▶ **Dataset excerpt**:
※ ※ ※

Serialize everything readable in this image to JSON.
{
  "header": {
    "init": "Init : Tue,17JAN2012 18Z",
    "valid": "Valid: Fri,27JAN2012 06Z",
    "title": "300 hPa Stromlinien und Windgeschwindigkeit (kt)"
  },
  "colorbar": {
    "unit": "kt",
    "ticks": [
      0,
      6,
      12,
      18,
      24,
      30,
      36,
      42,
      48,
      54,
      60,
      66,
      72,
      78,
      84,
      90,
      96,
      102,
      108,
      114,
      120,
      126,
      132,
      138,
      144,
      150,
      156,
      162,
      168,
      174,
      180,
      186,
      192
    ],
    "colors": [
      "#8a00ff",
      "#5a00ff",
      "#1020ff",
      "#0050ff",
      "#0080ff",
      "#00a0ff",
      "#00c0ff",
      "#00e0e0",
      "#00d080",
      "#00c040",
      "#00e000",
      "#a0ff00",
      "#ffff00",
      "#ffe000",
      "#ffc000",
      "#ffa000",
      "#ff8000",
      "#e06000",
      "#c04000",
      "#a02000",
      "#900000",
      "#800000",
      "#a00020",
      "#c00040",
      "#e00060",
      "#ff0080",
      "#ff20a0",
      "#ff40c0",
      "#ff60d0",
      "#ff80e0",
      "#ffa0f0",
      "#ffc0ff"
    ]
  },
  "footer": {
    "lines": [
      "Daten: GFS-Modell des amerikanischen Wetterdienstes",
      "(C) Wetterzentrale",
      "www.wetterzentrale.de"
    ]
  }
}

※ ※ ※

▶ **Problem to solve**:
Extract the complete listing verbatim.

▶ **Written answer**:
Serialize everything readable in this image to JSON.
{
  "header": {
    "init": "Init : Tue,17JAN2012 18Z",
    "valid": "Valid: Fri,27JAN2012 06Z",
    "title": "300 hPa Stromlinien und Windgeschwindigkeit (kt)"
  },
  "colorbar": {
    "unit": "kt",
    "ticks": [
      0,
      6,
      12,
      18,
      24,
      30,
      36,
      42,
      48,
      54,
      60,
      66,
      72,
      78,
      84,
      90,
      96,
      102,
      108,
      114,
      120,
      126,
      132,
      138,
      144,
      150,
      156,
      162,
      168,
      174,
      180,
      186,
      192
    ],
    "colors": [
      "#8a00ff",
      "#5a00ff",
      "#1020ff",
      "#0050ff",
      "#0080ff",
      "#00a0ff",
      "#00c0ff",
      "#00e0e0",
      "#00d080",
      "#00c040",
      "#00e000",
      "#a0ff00",
      "#ffff00",
      "#ffe000",
      "#ffc000",
      "#ffa000",
      "#ff8000",
      "#e06000",
      "#c04000",
      "#a02000",
      "#900000",
      "#800000",
      "#a00020",
      "#c00040",
      "#e00060",
      "#ff0080",
      "#ff20a0",
      "#ff40c0",
      "#ff60d0",
      "#ff80e0",
      "#ffa0f0",
      "#ffc0ff"
    ]
  },
  "footer": {
    "lines": [
      "Daten: GFS-Modell des amerikanischen Wetterdienstes",
      "(C) Wetterzentrale",
      "www.wetterzentrale.de"
    ]
  }
}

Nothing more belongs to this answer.